• [STATED TASK]: In the part that opens at the start of the data and closes with the line containing "divider: [96, 462, 528, 463]", change "overlay-line" to "caption-line" and rewrite those lines with everything else left as it is.

Data on where elements appear
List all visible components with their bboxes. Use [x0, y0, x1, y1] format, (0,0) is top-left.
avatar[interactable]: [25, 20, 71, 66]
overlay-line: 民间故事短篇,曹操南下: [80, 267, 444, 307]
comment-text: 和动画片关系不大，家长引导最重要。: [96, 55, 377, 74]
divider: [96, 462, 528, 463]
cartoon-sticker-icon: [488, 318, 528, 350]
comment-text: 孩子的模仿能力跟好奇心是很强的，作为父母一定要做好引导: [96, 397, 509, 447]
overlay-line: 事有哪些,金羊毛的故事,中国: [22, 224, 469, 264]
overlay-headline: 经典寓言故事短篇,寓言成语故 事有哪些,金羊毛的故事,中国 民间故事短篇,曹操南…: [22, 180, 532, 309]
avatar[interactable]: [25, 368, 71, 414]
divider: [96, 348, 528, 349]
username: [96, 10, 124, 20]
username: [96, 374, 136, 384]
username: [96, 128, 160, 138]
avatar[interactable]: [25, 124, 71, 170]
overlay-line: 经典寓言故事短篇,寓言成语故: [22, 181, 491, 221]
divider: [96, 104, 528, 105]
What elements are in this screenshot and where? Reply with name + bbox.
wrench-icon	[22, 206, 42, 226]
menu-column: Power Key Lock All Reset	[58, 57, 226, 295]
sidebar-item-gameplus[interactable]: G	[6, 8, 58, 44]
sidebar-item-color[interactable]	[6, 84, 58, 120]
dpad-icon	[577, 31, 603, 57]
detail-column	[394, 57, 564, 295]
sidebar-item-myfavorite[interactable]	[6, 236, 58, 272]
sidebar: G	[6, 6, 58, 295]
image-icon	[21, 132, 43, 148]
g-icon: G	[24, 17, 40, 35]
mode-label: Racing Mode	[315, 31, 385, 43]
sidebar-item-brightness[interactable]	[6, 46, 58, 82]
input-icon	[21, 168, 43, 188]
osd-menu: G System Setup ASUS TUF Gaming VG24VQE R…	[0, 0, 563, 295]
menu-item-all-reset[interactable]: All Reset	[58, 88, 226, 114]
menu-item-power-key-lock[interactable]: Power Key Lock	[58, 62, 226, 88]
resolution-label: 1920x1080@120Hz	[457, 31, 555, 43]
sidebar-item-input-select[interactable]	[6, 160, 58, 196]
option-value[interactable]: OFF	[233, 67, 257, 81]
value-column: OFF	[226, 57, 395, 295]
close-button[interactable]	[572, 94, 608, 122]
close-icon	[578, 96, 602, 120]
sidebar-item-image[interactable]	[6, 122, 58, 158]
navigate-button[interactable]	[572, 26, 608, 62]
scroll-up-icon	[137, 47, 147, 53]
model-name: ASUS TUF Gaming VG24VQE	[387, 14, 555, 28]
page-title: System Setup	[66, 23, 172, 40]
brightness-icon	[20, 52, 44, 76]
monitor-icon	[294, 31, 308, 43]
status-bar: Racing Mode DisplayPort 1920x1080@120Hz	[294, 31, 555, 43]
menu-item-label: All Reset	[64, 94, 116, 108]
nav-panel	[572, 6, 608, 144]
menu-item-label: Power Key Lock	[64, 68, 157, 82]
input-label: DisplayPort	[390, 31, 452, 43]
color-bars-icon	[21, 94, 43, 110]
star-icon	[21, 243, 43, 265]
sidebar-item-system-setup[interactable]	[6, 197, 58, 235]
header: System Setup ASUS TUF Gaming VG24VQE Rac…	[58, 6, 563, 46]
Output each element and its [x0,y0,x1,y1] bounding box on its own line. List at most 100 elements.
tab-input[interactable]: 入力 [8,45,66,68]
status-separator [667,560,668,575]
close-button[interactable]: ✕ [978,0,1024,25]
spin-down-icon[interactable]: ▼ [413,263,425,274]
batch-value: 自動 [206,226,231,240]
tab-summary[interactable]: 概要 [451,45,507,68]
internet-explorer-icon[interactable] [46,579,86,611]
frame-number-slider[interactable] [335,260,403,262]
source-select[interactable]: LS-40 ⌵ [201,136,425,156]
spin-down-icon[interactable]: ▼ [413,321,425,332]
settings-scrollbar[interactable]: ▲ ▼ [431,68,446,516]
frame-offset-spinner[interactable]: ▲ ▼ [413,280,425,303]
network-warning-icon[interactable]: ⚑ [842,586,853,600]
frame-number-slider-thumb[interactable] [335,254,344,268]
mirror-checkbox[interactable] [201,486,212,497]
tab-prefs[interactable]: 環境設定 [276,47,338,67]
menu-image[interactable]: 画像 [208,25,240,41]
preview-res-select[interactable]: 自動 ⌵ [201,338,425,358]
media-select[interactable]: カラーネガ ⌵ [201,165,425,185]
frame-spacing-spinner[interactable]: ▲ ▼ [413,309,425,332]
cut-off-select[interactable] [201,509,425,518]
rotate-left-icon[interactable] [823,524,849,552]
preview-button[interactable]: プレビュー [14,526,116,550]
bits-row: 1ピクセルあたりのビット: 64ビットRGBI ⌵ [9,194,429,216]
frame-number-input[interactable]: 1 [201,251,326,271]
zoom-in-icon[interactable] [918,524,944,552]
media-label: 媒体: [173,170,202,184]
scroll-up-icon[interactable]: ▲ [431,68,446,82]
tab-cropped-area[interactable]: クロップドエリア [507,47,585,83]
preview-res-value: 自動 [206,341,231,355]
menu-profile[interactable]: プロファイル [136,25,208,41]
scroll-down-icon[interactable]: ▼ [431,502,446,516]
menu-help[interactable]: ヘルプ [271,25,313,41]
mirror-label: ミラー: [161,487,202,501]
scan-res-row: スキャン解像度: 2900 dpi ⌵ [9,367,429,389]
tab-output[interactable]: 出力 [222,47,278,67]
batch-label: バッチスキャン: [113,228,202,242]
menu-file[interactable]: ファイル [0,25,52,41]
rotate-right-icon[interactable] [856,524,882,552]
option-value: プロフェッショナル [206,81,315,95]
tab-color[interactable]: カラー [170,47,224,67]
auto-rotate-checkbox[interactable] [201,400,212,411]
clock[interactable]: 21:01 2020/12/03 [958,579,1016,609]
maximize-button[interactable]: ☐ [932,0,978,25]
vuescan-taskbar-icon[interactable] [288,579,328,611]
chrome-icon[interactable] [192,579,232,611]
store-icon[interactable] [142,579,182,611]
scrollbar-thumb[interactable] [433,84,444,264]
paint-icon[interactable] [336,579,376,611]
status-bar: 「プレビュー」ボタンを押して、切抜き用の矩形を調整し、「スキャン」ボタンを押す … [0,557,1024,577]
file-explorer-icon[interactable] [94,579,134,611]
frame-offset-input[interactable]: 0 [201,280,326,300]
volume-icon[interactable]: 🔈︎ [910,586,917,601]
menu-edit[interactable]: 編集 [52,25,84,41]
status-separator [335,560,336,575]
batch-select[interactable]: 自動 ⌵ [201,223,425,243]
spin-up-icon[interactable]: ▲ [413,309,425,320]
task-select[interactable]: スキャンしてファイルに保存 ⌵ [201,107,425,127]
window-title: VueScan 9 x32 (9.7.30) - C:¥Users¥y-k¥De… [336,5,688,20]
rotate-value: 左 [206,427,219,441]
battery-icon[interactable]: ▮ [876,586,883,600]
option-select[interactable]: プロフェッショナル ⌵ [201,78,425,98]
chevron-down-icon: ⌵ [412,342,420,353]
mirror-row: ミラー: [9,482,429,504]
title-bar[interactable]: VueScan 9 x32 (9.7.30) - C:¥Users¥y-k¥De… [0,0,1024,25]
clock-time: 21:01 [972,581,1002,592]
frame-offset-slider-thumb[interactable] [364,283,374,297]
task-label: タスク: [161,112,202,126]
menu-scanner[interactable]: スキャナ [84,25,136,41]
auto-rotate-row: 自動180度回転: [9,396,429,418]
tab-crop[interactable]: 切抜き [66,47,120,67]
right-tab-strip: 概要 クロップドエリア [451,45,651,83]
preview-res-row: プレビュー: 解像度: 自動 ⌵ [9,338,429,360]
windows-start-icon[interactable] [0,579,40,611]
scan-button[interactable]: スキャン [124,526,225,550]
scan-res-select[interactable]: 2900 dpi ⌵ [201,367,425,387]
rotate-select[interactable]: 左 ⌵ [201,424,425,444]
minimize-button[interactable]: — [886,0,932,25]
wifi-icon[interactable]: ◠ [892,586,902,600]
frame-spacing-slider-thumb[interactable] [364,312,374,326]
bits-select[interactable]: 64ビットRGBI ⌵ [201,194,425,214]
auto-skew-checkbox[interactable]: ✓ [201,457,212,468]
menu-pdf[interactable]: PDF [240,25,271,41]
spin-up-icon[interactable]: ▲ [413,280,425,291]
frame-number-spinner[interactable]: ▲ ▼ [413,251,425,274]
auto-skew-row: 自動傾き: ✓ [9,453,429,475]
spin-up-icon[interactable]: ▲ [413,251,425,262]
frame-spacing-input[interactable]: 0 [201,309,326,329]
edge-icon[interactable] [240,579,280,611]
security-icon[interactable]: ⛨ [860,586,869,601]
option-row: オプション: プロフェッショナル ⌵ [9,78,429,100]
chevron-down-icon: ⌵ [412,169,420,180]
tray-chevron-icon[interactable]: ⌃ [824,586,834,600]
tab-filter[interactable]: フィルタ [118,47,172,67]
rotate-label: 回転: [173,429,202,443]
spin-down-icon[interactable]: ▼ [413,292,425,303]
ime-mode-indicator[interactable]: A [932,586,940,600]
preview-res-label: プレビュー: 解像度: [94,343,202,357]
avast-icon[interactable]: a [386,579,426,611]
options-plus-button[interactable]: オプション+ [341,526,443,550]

• [SOLUTION TO THIS TASK]:
List all visible components with their bboxes. Use [x0, y0, x1, y1] format, (0,0) is top-left.
avatar[interactable]: [25, 20, 71, 66]
caption-line: 民间故事短篇,曹操南下: [80, 267, 444, 307]
comment-text: 和动画片关系不大，家长引导最重要。: [96, 55, 377, 74]
divider: [96, 462, 528, 463]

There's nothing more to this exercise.